-- Task directions --
Identify and reproduce every line holding the string "FULL".

-- Supplied material --
■ ■ ■ ■ ■
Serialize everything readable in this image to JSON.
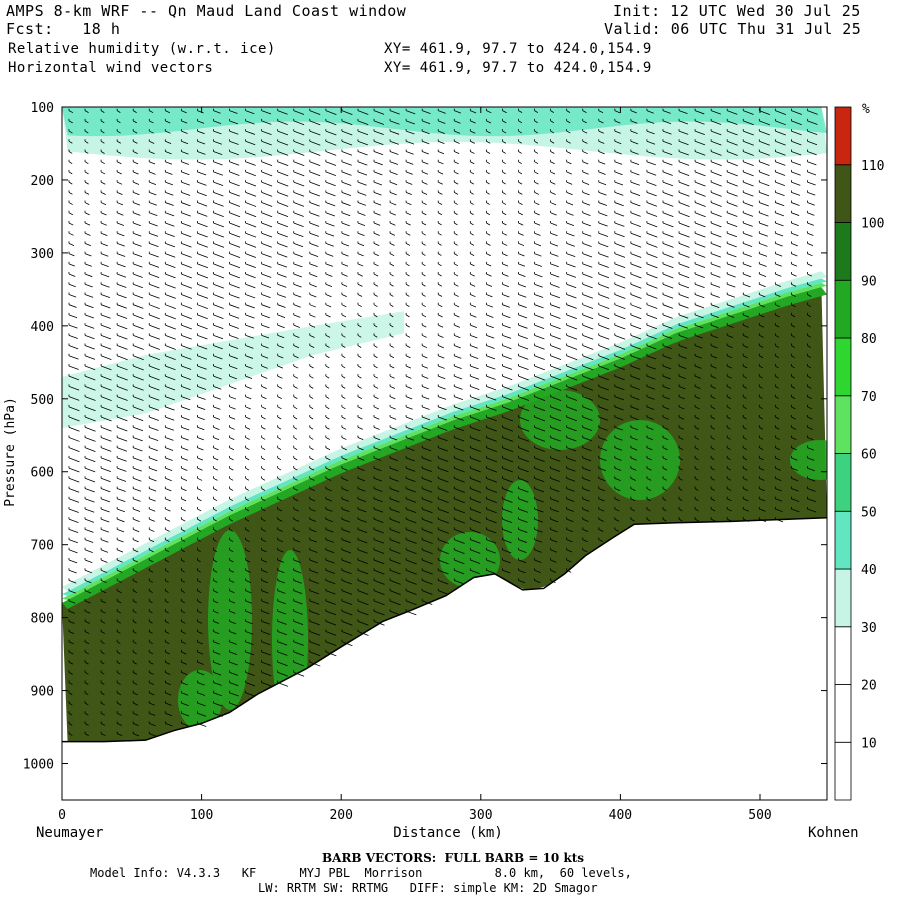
{
  "header": {
    "title": "AMPS 8-km WRF -- Qn Maud Land Coast window",
    "init": "Init: 12 UTC Wed 30 Jul 25",
    "fcst": "Fcst:   18 h",
    "valid": "Valid: 06 UTC Thu 31 Jul 25",
    "field1": "Relative humidity (w.r.t. ice)",
    "field1_xy": "XY= 461.9, 97.7 to 424.0,154.9",
    "field2": "Horizontal wind vectors",
    "field2_xy": "XY= 461.9, 97.7 to 424.0,154.9"
  },
  "footer": {
    "barb_note": "BARB VECTORS:  FULL BARB = 10 kts",
    "model_info": "Model Info: V4.3.3   KF      MYJ PBL  Morrison          8.0 km,  60 levels,",
    "physics": "LW: RRTM SW: RRTMG   DIFF: simple KM: 2D Smagor"
  },
  "chart_data": {
    "type": "heatmap",
    "xlabel": "Distance (km)",
    "ylabel": "Pressure (hPa)",
    "x_start_label": "Neumayer",
    "x_end_label": "Kohnen",
    "xlim": [
      0,
      548
    ],
    "ylim": [
      1050,
      100
    ],
    "x_ticks": [
      0,
      100,
      200,
      300,
      400,
      500
    ],
    "y_ticks": [
      100,
      200,
      300,
      400,
      500,
      600,
      700,
      800,
      900,
      1000
    ],
    "colorbar": {
      "unit": "%",
      "levels": [
        10,
        20,
        30,
        40,
        50,
        60,
        70,
        80,
        90,
        100,
        110
      ],
      "colors": [
        "#ffffff",
        "#ffffff",
        "#ffffff",
        "#c6f5e6",
        "#62e6c2",
        "#3dd27f",
        "#5fe25f",
        "#2fd62f",
        "#22a822",
        "#1c7a1c",
        "#3f5616",
        "#c8260e"
      ]
    },
    "terrain_surface": [
      [
        0,
        970
      ],
      [
        30,
        970
      ],
      [
        60,
        968
      ],
      [
        80,
        955
      ],
      [
        100,
        945
      ],
      [
        120,
        930
      ],
      [
        140,
        905
      ],
      [
        150,
        895
      ],
      [
        175,
        870
      ],
      [
        200,
        840
      ],
      [
        230,
        805
      ],
      [
        250,
        790
      ],
      [
        275,
        770
      ],
      [
        295,
        745
      ],
      [
        310,
        740
      ],
      [
        330,
        762
      ],
      [
        345,
        760
      ],
      [
        360,
        740
      ],
      [
        375,
        715
      ],
      [
        395,
        690
      ],
      [
        410,
        672
      ],
      [
        440,
        670
      ],
      [
        480,
        668
      ],
      [
        548,
        663
      ]
    ],
    "moist_layer_top": [
      [
        0,
        780
      ],
      [
        40,
        740
      ],
      [
        80,
        700
      ],
      [
        120,
        660
      ],
      [
        160,
        625
      ],
      [
        200,
        590
      ],
      [
        240,
        560
      ],
      [
        280,
        530
      ],
      [
        320,
        505
      ],
      [
        360,
        475
      ],
      [
        400,
        445
      ],
      [
        440,
        410
      ],
      [
        480,
        385
      ],
      [
        520,
        360
      ],
      [
        548,
        345
      ]
    ],
    "barb_note": "BARB VECTORS:  FULL BARB = 10 kts"
  }
}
■ ■ ■ ■ ■
-- Worked answer --
    "barb_note": "BARB VECTORS:  FULL BARB = 10 kts",
    "barb_note": "BARB VECTORS:  FULL BARB = 10 kts"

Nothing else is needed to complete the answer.